What the exercise asks:
Return all lines from the entries below in which the word "Blood" is present.

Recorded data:
━━━━━━━━
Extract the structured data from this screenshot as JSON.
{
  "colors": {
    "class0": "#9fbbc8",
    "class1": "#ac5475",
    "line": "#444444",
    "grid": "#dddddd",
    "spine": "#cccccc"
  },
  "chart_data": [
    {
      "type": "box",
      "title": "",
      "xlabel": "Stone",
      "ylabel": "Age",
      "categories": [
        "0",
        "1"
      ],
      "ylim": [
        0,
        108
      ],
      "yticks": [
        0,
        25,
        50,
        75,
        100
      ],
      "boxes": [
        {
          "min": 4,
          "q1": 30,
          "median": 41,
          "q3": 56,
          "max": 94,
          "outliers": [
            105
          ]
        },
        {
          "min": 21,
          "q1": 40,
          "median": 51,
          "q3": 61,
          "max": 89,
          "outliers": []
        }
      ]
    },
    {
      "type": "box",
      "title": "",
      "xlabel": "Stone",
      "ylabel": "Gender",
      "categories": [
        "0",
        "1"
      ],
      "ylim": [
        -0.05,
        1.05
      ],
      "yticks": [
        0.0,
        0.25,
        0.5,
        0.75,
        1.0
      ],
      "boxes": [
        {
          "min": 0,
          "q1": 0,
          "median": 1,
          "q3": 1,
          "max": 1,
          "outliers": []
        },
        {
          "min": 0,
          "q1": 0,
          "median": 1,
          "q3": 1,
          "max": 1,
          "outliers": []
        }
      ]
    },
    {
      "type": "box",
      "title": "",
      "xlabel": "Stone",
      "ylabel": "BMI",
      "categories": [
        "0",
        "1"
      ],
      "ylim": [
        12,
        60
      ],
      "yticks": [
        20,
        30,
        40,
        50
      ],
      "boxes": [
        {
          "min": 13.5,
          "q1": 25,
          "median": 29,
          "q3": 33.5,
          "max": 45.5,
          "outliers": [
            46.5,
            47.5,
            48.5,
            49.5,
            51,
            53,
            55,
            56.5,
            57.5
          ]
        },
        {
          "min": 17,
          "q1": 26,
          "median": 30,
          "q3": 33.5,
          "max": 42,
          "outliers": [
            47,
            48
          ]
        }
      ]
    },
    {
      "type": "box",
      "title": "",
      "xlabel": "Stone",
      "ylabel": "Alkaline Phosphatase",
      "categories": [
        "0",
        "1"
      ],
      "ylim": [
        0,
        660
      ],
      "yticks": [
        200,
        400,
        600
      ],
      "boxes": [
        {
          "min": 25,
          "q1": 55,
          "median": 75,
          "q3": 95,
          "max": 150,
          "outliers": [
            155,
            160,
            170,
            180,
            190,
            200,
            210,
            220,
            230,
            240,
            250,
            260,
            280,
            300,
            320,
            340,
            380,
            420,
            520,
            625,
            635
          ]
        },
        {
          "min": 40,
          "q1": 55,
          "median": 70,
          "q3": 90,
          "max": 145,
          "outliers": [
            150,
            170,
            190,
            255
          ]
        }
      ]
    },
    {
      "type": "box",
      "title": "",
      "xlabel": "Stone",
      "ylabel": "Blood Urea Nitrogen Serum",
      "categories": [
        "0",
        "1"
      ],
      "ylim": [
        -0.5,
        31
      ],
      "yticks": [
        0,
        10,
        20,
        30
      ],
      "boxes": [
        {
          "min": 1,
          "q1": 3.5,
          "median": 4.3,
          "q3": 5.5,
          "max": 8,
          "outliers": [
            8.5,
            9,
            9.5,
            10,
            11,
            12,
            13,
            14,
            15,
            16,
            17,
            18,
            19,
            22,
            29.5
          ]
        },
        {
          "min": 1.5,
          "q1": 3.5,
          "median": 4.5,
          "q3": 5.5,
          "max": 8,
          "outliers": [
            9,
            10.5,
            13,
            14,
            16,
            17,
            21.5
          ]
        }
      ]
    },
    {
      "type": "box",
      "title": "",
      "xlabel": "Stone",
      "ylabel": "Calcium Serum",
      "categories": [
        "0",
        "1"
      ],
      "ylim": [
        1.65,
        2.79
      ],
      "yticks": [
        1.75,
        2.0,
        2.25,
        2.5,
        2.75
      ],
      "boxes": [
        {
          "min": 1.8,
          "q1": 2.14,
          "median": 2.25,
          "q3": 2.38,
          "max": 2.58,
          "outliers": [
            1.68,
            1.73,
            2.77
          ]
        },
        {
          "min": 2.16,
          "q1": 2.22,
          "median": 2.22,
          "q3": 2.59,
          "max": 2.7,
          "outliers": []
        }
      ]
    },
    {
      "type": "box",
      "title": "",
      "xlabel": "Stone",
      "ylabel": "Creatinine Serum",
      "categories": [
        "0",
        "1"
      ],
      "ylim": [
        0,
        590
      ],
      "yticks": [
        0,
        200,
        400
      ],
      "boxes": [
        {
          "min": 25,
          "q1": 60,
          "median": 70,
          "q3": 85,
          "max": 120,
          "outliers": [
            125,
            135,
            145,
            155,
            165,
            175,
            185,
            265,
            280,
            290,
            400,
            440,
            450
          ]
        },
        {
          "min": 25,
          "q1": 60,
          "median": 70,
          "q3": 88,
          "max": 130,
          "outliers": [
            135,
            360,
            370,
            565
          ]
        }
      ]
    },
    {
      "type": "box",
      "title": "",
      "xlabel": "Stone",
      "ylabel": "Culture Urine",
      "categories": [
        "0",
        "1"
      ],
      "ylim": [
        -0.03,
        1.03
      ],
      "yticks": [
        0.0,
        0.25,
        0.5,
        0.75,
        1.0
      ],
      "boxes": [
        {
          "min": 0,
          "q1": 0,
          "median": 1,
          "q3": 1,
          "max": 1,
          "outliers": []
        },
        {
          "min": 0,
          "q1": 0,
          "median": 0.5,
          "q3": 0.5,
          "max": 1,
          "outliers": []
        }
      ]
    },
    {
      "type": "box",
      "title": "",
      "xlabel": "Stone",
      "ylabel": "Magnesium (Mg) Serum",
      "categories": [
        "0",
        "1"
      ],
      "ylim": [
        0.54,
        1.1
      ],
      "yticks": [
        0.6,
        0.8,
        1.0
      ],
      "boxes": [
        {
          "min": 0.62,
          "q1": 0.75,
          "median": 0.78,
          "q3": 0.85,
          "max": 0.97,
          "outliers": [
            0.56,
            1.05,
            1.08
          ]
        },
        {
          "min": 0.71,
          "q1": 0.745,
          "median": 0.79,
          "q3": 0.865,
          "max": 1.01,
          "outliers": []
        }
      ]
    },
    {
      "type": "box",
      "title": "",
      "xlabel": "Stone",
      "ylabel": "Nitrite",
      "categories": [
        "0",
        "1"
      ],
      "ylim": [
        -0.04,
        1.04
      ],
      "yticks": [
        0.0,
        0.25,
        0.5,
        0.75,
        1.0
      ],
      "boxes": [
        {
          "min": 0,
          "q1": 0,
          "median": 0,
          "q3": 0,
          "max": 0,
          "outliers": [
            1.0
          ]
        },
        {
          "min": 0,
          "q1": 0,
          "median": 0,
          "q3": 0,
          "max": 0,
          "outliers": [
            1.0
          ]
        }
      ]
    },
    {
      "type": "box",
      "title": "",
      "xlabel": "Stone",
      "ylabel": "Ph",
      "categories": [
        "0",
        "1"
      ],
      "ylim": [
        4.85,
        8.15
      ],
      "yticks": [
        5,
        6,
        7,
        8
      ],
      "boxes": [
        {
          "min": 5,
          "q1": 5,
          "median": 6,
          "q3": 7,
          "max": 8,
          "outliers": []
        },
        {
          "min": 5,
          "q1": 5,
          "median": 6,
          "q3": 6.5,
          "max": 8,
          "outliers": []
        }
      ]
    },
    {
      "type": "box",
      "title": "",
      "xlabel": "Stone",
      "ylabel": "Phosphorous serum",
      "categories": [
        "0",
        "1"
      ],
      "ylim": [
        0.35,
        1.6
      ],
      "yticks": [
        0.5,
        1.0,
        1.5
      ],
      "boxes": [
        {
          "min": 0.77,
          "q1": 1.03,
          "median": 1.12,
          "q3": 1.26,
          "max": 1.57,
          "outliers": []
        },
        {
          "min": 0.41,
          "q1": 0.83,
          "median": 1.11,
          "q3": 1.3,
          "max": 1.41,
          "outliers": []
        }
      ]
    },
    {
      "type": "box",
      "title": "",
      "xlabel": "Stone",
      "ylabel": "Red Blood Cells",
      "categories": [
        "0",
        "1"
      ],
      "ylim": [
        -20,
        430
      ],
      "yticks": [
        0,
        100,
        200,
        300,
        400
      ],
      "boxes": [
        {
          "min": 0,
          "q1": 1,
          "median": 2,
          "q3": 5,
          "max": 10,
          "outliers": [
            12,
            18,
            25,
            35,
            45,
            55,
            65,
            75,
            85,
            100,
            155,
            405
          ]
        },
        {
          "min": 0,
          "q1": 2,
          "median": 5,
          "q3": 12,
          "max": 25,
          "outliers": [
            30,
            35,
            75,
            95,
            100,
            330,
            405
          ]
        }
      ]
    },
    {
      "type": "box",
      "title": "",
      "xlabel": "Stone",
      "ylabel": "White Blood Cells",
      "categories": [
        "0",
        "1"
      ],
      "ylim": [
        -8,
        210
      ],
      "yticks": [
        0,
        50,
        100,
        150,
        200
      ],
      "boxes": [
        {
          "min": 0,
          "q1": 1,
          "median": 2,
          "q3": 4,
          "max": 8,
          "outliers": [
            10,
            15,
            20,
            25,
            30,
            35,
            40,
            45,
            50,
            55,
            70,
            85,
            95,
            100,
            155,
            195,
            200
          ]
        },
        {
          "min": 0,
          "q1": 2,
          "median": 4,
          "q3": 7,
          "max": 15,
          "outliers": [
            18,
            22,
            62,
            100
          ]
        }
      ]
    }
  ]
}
━━━━━━━━
Answer to the problem:
      "ylabel": "Blood Urea Nitrogen Serum",
      "ylabel": "Red Blood Cells",
      "ylabel": "White Blood Cells",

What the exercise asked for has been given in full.